§ Problem to work on: Type every record exactly as it appears.

(Records from a dataset)
** BEGIN **

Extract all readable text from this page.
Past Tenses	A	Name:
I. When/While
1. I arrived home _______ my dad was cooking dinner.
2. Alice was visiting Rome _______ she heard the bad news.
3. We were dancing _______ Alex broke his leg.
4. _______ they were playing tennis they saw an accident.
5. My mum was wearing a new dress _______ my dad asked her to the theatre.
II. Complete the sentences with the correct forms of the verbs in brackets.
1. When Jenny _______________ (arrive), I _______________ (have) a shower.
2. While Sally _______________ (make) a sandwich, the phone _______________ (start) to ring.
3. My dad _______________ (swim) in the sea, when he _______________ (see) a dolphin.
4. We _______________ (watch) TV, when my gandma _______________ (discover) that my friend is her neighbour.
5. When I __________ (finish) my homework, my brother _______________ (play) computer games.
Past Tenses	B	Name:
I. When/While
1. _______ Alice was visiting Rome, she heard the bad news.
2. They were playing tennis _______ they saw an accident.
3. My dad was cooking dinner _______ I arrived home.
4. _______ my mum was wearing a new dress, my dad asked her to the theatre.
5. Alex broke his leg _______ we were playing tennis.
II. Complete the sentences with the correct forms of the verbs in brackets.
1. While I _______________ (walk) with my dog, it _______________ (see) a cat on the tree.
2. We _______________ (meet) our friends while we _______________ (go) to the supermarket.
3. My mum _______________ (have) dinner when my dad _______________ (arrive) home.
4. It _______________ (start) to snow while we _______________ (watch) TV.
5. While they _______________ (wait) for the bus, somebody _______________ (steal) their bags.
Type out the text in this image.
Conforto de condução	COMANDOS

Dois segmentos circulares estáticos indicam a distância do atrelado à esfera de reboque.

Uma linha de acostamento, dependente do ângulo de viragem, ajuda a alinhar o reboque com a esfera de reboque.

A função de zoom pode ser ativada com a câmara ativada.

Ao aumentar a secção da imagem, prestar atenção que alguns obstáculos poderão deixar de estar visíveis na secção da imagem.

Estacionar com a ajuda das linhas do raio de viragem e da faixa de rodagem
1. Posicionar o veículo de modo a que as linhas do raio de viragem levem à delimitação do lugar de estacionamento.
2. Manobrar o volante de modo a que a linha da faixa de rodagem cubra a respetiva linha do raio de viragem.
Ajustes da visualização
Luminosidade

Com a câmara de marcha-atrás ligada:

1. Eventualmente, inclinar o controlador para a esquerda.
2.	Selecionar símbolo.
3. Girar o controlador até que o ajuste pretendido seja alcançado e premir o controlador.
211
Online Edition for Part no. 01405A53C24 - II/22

** END **

§ Solution below:
Extract all readable text from this page.
Past Tenses	A	Name:
I. When/While
1. I arrived home _______ my dad was cooking dinner.
2. Alice was visiting Rome _______ she heard the bad news.
3. We were dancing _______ Alex broke his leg.
4. _______ they were playing tennis they saw an accident.
5. My mum was wearing a new dress _______ my dad asked her to the theatre.
II. Complete the sentences with the correct forms of the verbs in brackets.
1. When Jenny _______________ (arrive), I _______________ (have) a shower.
2. While Sally _______________ (make) a sandwich, the phone _______________ (start) to ring.
3. My dad _______________ (swim) in the sea, when he _______________ (see) a dolphin.
4. We _______________ (watch) TV, when my gandma _______________ (discover) that my friend is her neighbour.
5. When I __________ (finish) my homework, my brother _______________ (play) computer games.
Past Tenses	B	Name:
I. When/While
1. _______ Alice was visiting Rome, she heard the bad news.
2. They were playing tennis _______ they saw an accident.
3. My dad was cooking dinner _______ I arrived home.
4. _______ my mum was wearing a new dress, my dad asked her to the theatre.
5. Alex broke his leg _______ we were playing tennis.
II. Complete the sentences with the correct forms of the verbs in brackets.
1. While I _______________ (walk) with my dog, it _______________ (see) a cat on the tree.
2. We _______________ (meet) our friends while we _______________ (go) to the supermarket.
3. My mum _______________ (have) dinner when my dad _______________ (arrive) home.
4. It _______________ (start) to snow while we _______________ (watch) TV.
5. While they _______________ (wait) for the bus, somebody _______________ (steal) their bags.
Type out the text in this image.
Conforto de condução	COMANDOS

Dois segmentos circulares estáticos indicam a distância do atrelado à esfera de reboque.

Uma linha de acostamento, dependente do ângulo de viragem, ajuda a alinhar o reboque com a esfera de reboque.

A função de zoom pode ser ativada com a câmara ativada.

Ao aumentar a secção da imagem, prestar atenção que alguns obstáculos poderão deixar de estar visíveis na secção da imagem.

Estacionar com a ajuda das linhas do raio de viragem e da faixa de rodagem
1. Posicionar o veículo de modo a que as linhas do raio de viragem levem à delimitação do lugar de estacionamento.
2. Manobrar o volante de modo a que a linha da faixa de rodagem cubra a respetiva linha do raio de viragem.
Ajustes da visualização
Luminosidade

Com a câmara de marcha-atrás ligada:

1. Eventualmente, inclinar o controlador para a esquerda.
2.	Selecionar símbolo.
3. Girar o controlador até que o ajuste pretendido seja alcançado e premir o controlador.
211
Online Edition for Part no. 01405A53C24 - II/22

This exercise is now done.